§ GIVEN REQUEST
Find each line holding the word "Orders" and give the number of such lines, nothing else.

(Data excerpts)
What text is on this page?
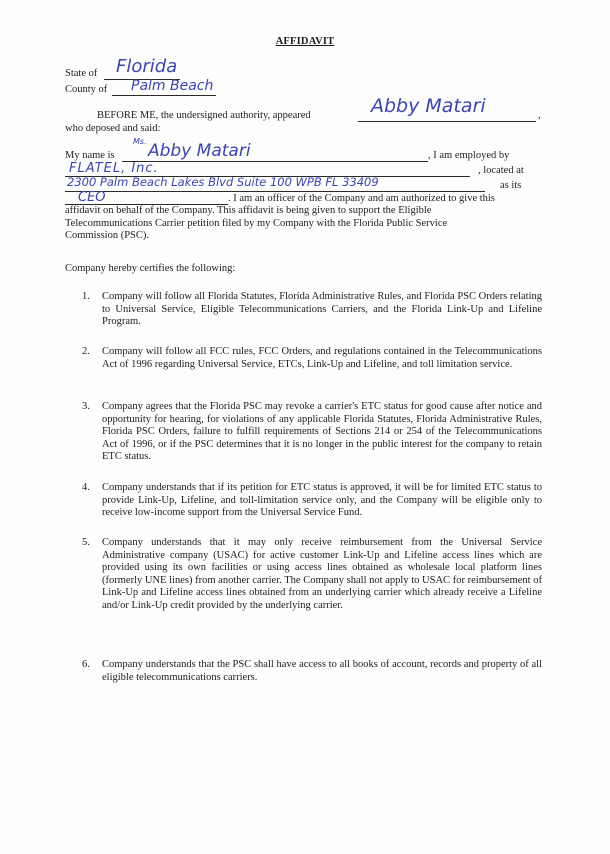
AFFIDAVIT
State of Florida
County of Palm Beach
BEFORE ME, the undersigned authority, appeared	Abby Matari	,
who deposed and said:
My name is
Ms. Abby Matari	, I am employed by
FLATEL, Inc.	, located at
2300 Palm Beach Lakes Blvd Suite 100 WPB FL 33409	as its
CEO	. I am an officer of the Company and am authorized to give this
affidavit on behalf of the Company. This affidavit is being given to support the Eligible
Telecommunications Carrier petition filed by my Company with the Florida Public Service
Commission (PSC).
Company hereby certifies the following:
1. Company will follow all Florida Statutes, Florida Administrative Rules, and Florida PSC Orders relating to Universal Service, Eligible Telecommunications Carriers, and the Florida Link-Up and Lifeline Program.
2. Company will follow all FCC rules, FCC Orders, and regulations contained in the Telecommunications Act of 1996 regarding Universal Service, ETCs, Link-Up and Lifeline, and toll limitation service.
3. Company agrees that the Florida PSC may revoke a carrier's ETC status for good cause after notice and opportunity for hearing, for violations of any applicable Florida Statutes, Florida Administrative Rules, Florida PSC Orders, failure to fulfill requirements of Sections 214 or 254 of the Telecommunications Act of 1996, or if the PSC determines that it is no longer in the public interest for the company to retain ETC status.
4. Company understands that if its petition for ETC status is approved, it will be for limited ETC status to provide Link-Up, Lifeline, and toll-limitation service only, and the Company will be eligible only to receive low-income support from the Universal Service Fund.
5. Company understands that it may only receive reimbursement from the Universal Service Administrative company (USAC) for active customer Link-Up and Lifeline access lines which are provided using its own facilities or using access lines obtained as wholesale local platform lines (formerly UNE lines) from another carrier. The Company shall not apply to USAC for reimbursement of Link-Up and Lifeline access lines obtained from an underlying carrier which already receive a Lifeline and/or Link-Up credit provided by the underlying carrier.
6. Company understands that the PSC shall have access to all books of account, records and property of all eligible telecommunications carriers.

§ RESULT OF THE TASK
3